[Records from a dataset]
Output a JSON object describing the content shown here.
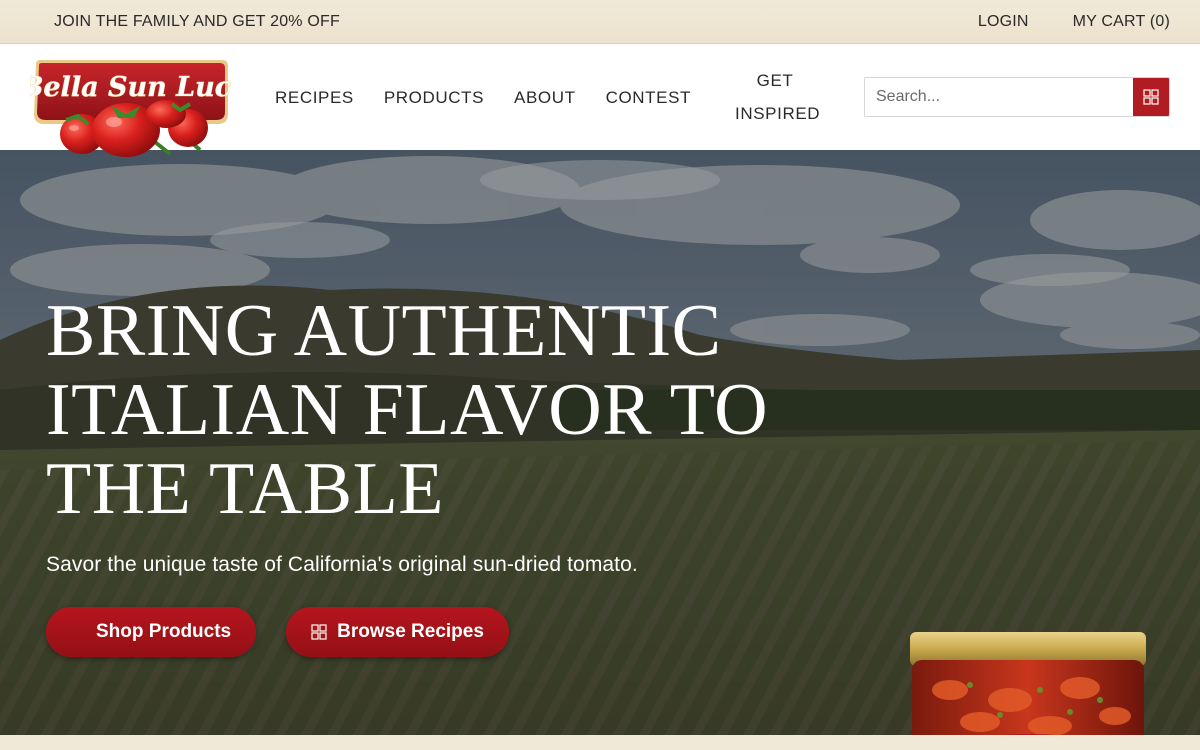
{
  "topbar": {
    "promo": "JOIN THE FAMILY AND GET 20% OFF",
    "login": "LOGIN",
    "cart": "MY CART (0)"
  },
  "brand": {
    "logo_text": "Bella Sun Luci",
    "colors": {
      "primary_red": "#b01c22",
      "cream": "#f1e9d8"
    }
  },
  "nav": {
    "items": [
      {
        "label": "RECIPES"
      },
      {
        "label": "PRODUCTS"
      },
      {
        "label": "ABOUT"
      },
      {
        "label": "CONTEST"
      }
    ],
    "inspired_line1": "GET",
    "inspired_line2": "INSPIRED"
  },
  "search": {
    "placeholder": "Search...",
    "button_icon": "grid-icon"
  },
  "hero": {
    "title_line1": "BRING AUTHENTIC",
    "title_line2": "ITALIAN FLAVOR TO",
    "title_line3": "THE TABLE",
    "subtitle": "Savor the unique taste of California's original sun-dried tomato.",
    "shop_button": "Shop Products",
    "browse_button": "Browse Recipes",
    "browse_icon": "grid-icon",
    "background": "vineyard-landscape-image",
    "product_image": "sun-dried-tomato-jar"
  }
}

What is asked:
Leave out the pictures and print each record exactly as it stands.

Result:
Output a JSON object describing the content shown here.
{
  "topbar": {
    "promo": "JOIN THE FAMILY AND GET 20% OFF",
    "login": "LOGIN",
    "cart": "MY CART (0)"
  },
  "brand": {
    "logo_text": "Bella Sun Luci",
    "colors": {
      "primary_red": "#b01c22",
      "cream": "#f1e9d8"
    }
  },
  "nav": {
    "items": [
      {
        "label": "RECIPES"
      },
      {
        "label": "PRODUCTS"
      },
      {
        "label": "ABOUT"
      },
      {
        "label": "CONTEST"
      }
    ],
    "inspired_line1": "GET",
    "inspired_line2": "INSPIRED"
  },
  "search": {
    "placeholder": "Search...",
    "button_icon": "grid-icon"
  },
  "hero": {
    "title_line1": "BRING AUTHENTIC",
    "title_line2": "ITALIAN FLAVOR TO",
    "title_line3": "THE TABLE",
    "subtitle": "Savor the unique taste of California's original sun-dried tomato.",
    "shop_button": "Shop Products",
    "browse_button": "Browse Recipes",
    "browse_icon": "grid-icon",
    "background": "vineyard-landscape-image",
    "product_image": "sun-dried-tomato-jar"
  }
}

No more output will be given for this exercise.